YOUR TASK :: Filter the listing below, copying every line in which the word "PROFESSIONAL" appears.

>> begin DATA SUPPLIED

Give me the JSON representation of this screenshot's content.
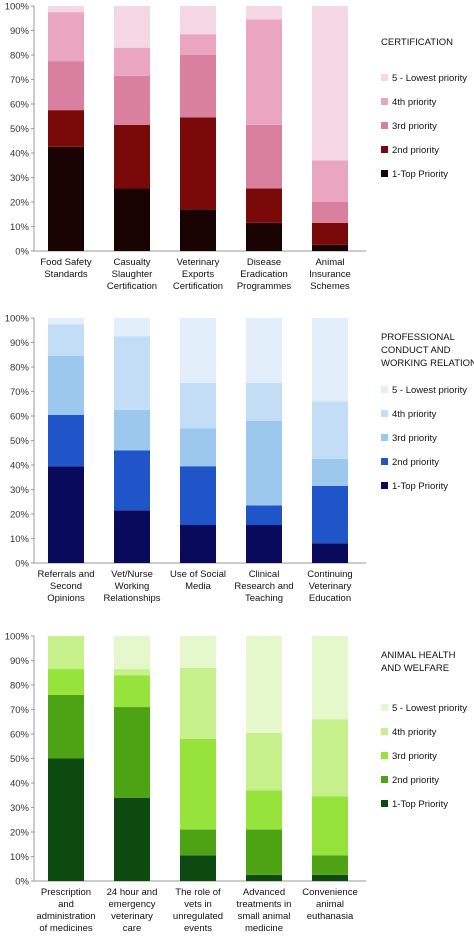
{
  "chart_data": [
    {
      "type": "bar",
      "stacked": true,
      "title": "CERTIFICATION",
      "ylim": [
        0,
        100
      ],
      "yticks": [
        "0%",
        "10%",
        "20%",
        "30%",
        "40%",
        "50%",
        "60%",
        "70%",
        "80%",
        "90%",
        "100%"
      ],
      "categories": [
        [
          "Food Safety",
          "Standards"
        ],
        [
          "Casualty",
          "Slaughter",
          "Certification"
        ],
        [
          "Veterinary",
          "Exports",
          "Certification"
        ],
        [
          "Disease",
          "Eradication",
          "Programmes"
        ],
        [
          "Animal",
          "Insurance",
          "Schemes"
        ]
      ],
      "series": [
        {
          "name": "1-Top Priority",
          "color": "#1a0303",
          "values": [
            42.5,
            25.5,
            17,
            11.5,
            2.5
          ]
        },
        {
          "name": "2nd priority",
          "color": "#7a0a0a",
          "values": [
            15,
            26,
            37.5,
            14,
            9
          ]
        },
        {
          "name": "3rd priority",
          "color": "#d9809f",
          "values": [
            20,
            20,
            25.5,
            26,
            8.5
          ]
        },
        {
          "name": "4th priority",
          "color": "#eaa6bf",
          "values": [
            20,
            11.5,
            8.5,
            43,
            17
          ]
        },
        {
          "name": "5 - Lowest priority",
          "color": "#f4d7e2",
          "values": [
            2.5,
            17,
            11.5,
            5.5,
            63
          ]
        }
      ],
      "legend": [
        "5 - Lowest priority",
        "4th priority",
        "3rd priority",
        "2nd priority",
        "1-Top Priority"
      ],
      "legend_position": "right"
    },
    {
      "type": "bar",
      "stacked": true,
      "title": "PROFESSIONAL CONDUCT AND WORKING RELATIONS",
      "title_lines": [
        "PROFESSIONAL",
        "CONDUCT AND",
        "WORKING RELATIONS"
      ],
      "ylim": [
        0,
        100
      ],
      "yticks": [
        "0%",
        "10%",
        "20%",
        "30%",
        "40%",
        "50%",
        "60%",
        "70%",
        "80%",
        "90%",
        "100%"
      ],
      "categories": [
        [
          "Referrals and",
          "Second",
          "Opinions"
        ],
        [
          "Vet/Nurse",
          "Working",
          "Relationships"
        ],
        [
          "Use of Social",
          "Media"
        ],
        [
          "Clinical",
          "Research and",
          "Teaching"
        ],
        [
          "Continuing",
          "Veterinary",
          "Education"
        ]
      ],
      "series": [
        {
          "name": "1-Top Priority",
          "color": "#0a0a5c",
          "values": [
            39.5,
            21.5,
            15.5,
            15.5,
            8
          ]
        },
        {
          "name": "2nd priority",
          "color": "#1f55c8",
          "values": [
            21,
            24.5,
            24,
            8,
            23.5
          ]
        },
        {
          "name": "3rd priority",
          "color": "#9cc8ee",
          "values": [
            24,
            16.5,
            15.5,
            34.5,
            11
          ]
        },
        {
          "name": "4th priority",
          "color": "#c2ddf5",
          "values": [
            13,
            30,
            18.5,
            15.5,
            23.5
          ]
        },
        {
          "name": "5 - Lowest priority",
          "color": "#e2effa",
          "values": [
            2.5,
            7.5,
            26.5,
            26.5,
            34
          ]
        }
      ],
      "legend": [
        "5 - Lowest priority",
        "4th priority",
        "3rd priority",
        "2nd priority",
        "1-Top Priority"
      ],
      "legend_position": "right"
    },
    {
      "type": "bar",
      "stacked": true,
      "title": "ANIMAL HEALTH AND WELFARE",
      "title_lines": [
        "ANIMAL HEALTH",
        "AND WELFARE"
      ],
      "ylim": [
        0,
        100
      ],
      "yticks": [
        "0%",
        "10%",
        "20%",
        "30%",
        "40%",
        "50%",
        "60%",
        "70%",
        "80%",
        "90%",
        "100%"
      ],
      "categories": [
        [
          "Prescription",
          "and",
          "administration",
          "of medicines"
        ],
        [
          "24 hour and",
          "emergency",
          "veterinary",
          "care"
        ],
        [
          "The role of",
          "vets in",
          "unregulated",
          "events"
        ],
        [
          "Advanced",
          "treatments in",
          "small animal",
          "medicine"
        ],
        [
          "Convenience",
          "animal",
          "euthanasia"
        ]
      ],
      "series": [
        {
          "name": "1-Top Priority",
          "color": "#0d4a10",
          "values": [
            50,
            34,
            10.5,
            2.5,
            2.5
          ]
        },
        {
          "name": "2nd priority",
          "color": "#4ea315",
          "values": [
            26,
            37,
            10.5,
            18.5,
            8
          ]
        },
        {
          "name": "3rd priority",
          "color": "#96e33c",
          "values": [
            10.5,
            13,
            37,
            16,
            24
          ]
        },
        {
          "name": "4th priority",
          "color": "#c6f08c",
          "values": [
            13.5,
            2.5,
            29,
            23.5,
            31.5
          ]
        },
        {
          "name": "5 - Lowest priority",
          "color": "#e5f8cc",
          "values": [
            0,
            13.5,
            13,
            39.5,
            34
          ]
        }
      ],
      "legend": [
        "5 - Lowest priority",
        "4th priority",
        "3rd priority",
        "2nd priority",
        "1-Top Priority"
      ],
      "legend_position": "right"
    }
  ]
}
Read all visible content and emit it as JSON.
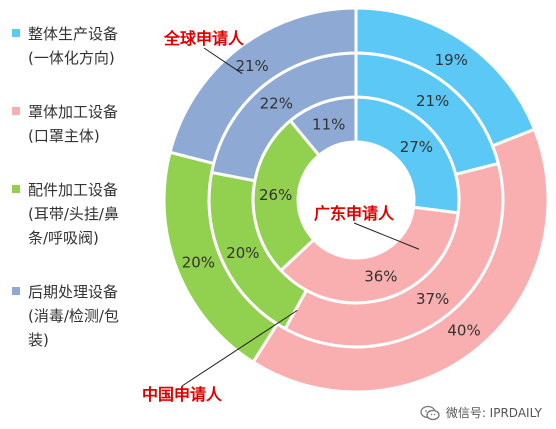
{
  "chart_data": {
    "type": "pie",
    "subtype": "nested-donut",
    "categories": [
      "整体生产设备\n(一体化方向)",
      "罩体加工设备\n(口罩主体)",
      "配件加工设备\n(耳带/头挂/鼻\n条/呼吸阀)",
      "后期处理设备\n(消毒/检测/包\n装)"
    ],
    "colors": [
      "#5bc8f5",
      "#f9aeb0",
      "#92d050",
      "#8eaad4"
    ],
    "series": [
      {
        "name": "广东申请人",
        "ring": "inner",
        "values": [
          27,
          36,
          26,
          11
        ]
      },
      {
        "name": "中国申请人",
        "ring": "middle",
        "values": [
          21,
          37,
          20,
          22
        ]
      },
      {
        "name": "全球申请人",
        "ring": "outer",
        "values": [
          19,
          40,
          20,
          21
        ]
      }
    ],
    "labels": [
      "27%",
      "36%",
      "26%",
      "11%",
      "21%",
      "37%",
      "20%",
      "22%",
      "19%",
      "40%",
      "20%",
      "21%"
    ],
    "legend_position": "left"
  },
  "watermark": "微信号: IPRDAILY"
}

>> end DATA SUPPLIED

WRITTEN SOLUTION ::
      "title": "PROFESSIONAL CONDUCT AND WORKING RELATIONS",
        "PROFESSIONAL",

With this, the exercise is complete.